# What you need to do
Go through the listing below and gather every line with the word "color".

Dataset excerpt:
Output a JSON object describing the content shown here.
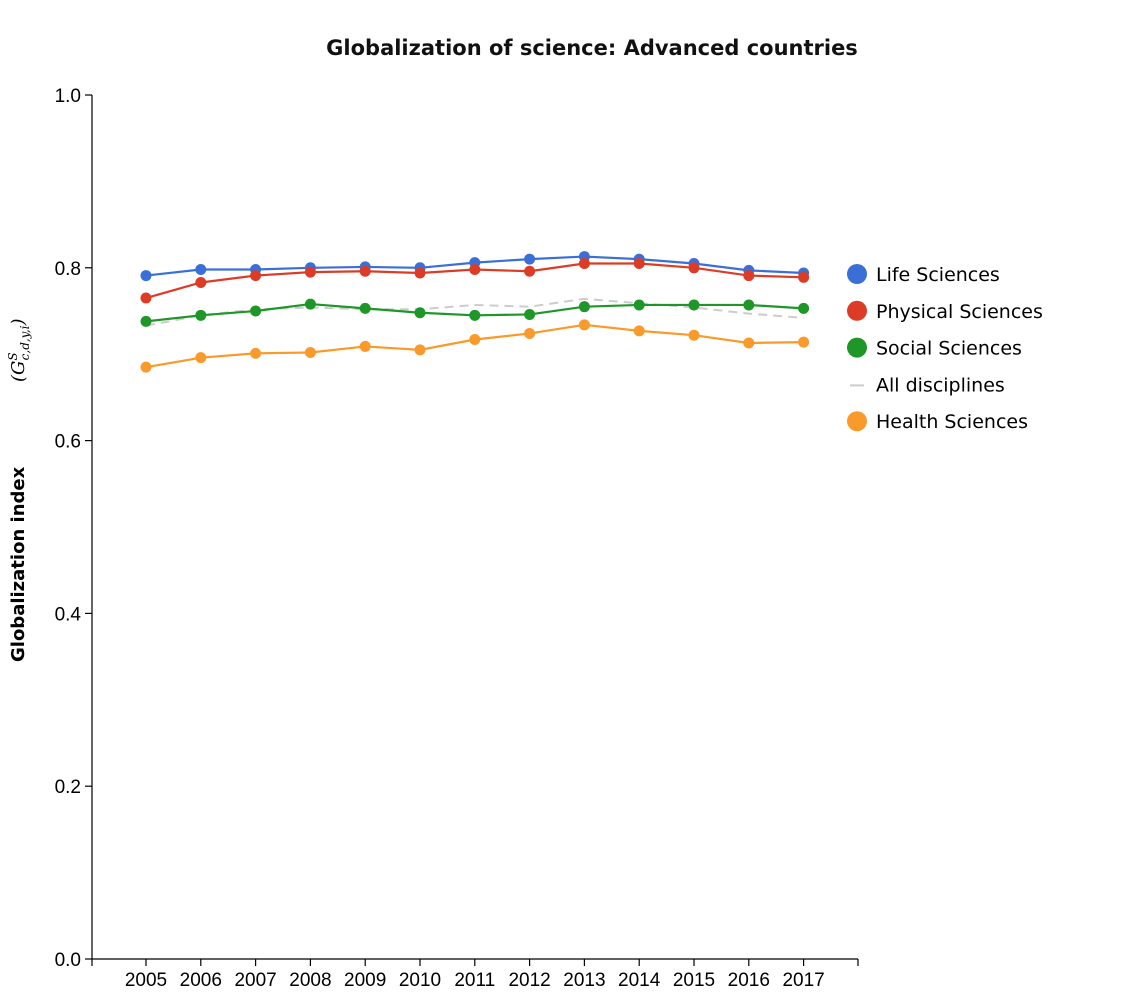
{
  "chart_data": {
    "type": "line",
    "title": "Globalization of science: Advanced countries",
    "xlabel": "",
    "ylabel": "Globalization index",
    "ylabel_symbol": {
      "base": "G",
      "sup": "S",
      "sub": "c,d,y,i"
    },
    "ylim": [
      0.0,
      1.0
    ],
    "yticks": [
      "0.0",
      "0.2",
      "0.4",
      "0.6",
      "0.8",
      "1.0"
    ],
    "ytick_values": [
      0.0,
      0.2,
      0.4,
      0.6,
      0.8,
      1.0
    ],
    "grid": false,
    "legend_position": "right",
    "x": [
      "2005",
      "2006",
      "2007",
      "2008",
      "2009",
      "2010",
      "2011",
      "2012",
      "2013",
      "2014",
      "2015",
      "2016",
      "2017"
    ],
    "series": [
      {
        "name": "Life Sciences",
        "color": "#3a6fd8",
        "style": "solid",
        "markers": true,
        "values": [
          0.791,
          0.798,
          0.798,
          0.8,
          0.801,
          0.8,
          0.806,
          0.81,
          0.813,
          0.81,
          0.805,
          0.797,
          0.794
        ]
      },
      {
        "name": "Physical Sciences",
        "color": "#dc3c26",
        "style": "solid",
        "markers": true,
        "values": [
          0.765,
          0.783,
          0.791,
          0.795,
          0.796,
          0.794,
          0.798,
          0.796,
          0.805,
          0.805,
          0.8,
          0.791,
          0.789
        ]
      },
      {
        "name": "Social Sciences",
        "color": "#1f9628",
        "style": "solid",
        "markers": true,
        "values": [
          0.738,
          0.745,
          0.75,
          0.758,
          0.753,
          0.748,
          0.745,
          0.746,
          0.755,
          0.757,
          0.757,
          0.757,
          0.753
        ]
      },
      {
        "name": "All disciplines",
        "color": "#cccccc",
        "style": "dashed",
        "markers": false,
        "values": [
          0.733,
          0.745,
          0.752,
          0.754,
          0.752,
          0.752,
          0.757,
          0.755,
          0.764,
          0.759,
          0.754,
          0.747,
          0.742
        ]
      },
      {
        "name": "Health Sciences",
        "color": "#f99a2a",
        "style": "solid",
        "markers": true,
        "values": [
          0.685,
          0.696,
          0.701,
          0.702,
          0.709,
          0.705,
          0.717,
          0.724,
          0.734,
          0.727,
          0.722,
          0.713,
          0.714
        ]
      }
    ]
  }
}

* * *

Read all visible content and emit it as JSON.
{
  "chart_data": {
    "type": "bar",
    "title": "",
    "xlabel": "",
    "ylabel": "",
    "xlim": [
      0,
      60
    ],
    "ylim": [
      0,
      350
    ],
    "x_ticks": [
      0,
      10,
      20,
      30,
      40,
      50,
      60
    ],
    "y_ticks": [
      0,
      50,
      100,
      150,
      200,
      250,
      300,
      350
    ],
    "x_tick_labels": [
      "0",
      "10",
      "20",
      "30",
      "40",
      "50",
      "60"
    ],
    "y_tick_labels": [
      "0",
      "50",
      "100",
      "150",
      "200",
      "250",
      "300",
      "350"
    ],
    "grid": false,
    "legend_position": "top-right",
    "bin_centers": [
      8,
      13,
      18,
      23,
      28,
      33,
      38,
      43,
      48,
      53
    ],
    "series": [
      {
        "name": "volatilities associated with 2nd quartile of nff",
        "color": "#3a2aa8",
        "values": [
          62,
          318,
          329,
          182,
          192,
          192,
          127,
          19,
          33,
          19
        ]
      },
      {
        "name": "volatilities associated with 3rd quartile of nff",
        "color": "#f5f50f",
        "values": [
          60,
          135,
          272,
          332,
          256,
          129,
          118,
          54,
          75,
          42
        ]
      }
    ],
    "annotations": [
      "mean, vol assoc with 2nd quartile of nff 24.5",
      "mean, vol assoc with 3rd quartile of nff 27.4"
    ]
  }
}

# Task solution
        "color": "#3a6fd8",
        "color": "#dc3c26",
        "color": "#1f9628",
        "color": "#cccccc",
        "color": "#f99a2a",
        "color": "#3a2aa8",
        "color": "#f5f50f",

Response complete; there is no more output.